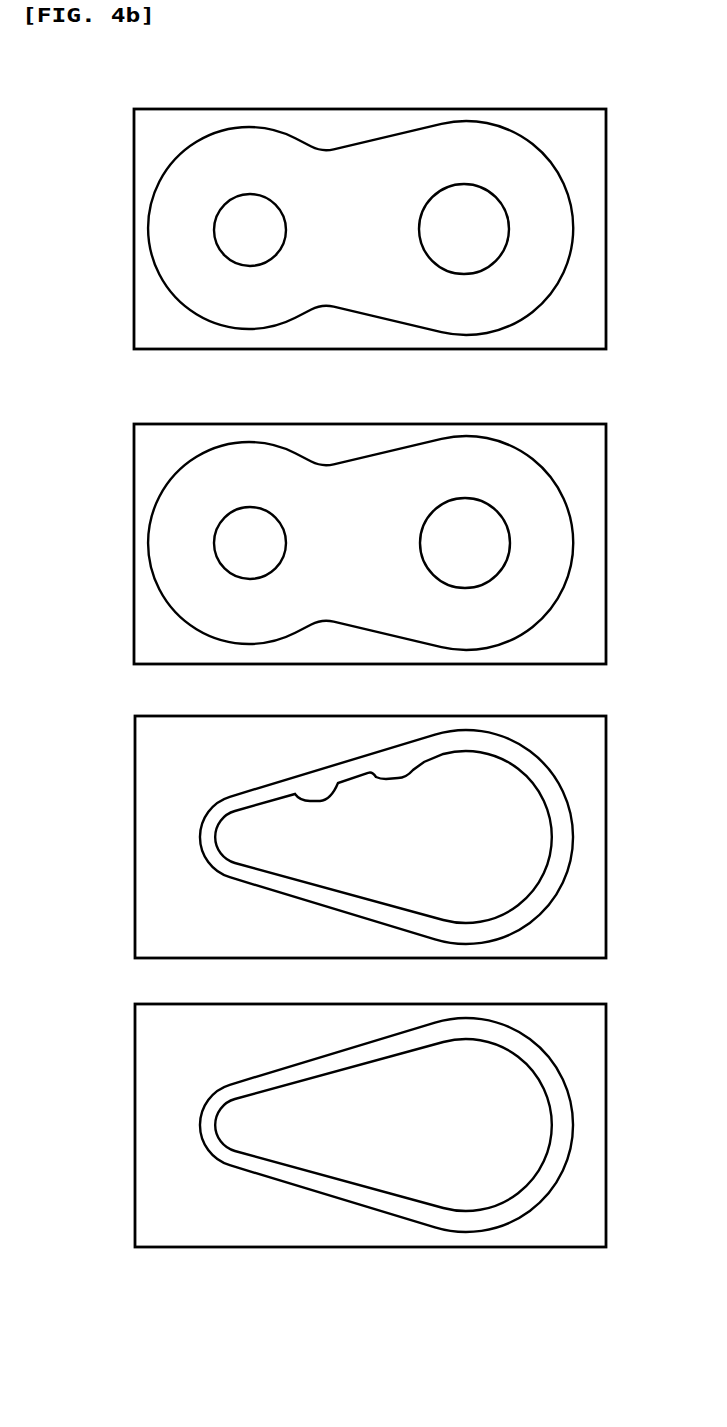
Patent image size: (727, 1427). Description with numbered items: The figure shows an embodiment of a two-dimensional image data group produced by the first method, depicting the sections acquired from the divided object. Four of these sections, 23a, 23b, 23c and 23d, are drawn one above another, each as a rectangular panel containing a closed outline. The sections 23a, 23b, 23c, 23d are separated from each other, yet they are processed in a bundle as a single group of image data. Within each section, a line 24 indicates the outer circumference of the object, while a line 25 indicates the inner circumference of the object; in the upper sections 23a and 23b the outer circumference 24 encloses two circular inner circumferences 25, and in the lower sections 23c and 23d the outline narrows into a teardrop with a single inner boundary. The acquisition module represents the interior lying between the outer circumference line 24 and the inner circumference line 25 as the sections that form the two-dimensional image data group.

The section 23a is at (134, 157).
The section 23b is at (134, 460).
The section 23c is at (134, 757).
The section 23d is at (134, 1046).
The line of the outer circumference 24 is at (516, 134).
The line of the inner circumference 25 is at (507, 208).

* * *

EXERCISE: Reproduce every line of the entries above verbatim, omitting the pictures.

RESPONSE TO THIS TASK:
Patent image size: (727, 1427). Description with numbered items: The figure shows an embodiment of a two-dimensional image data group produced by the first method, depicting the sections acquired from the divided object. Four of these sections, 23a, 23b, 23c and 23d, are drawn one above another, each as a rectangular panel containing a closed outline. The sections 23a, 23b, 23c, 23d are separated from each other, yet they are processed in a bundle as a single group of image data. Within each section, a line 24 indicates the outer circumference of the object, while a line 25 indicates the inner circumference of the object; in the upper sections 23a and 23b the outer circumference 24 encloses two circular inner circumferences 25, and in the lower sections 23c and 23d the outline narrows into a teardrop with a single inner boundary. The acquisition module represents the interior lying between the outer circumference line 24 and the inner circumference line 25 as the sections that form the two-dimensional image data group.

The section 23a is at (134, 157).
The section 23b is at (134, 460).
The section 23c is at (134, 757).
The section 23d is at (134, 1046).
The line of the outer circumference 24 is at (516, 134).
The line of the inner circumference 25 is at (507, 208).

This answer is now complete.